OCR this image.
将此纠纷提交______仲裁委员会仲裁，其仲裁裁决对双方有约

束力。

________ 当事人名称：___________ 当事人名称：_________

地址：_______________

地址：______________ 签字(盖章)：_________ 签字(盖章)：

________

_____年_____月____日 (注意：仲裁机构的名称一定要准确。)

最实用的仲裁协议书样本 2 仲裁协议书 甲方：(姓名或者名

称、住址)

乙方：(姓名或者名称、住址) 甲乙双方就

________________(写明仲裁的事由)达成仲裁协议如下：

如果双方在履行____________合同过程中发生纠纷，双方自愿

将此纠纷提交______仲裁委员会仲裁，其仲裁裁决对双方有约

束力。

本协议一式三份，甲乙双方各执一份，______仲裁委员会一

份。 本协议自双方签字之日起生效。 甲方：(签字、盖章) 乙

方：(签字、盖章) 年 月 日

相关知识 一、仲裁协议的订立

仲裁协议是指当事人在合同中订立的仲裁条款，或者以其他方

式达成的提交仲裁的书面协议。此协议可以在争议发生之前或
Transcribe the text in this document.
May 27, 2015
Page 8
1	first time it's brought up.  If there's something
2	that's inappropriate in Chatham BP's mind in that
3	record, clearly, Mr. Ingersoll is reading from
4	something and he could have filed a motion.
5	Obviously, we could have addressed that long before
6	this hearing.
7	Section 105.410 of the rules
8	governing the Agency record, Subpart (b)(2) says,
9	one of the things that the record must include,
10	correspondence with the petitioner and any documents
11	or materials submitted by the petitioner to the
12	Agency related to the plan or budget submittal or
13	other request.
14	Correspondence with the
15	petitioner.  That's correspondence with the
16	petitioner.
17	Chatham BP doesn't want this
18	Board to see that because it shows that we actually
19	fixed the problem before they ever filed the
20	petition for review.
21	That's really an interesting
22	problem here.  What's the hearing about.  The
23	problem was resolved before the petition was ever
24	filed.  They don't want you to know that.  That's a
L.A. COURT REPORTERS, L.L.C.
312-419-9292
══════════
Exercise: Each entry above needs to be retyped exactly.

Response:
OCR this image.
将此纠纷提交______仲裁委员会仲裁，其仲裁裁决对双方有约

束力。

________ 当事人名称：___________ 当事人名称：_________

地址：_______________

地址：______________ 签字(盖章)：_________ 签字(盖章)：

________

_____年_____月____日 (注意：仲裁机构的名称一定要准确。)

最实用的仲裁协议书样本 2 仲裁协议书 甲方：(姓名或者名

称、住址)

乙方：(姓名或者名称、住址) 甲乙双方就

________________(写明仲裁的事由)达成仲裁协议如下：

如果双方在履行____________合同过程中发生纠纷，双方自愿

将此纠纷提交______仲裁委员会仲裁，其仲裁裁决对双方有约

束力。

本协议一式三份，甲乙双方各执一份，______仲裁委员会一

份。 本协议自双方签字之日起生效。 甲方：(签字、盖章) 乙

方：(签字、盖章) 年 月 日

相关知识 一、仲裁协议的订立

仲裁协议是指当事人在合同中订立的仲裁条款，或者以其他方

式达成的提交仲裁的书面协议。此协议可以在争议发生之前或
Transcribe the text in this document.
May 27, 2015
Page 8
1	first time it's brought up.  If there's something
2	that's inappropriate in Chatham BP's mind in that
3	record, clearly, Mr. Ingersoll is reading from
4	something and he could have filed a motion.
5	Obviously, we could have addressed that long before
6	this hearing.
7	Section 105.410 of the rules
8	governing the Agency record, Subpart (b)(2) says,
9	one of the things that the record must include,
10	correspondence with the petitioner and any documents
11	or materials submitted by the petitioner to the
12	Agency related to the plan or budget submittal or
13	other request.
14	Correspondence with the
15	petitioner.  That's correspondence with the
16	petitioner.
17	Chatham BP doesn't want this
18	Board to see that because it shows that we actually
19	fixed the problem before they ever filed the
20	petition for review.
21	That's really an interesting
22	problem here.  What's the hearing about.  The
23	problem was resolved before the petition was ever
24	filed.  They don't want you to know that.  That's a
L.A. COURT REPORTERS, L.L.C.
312-419-9292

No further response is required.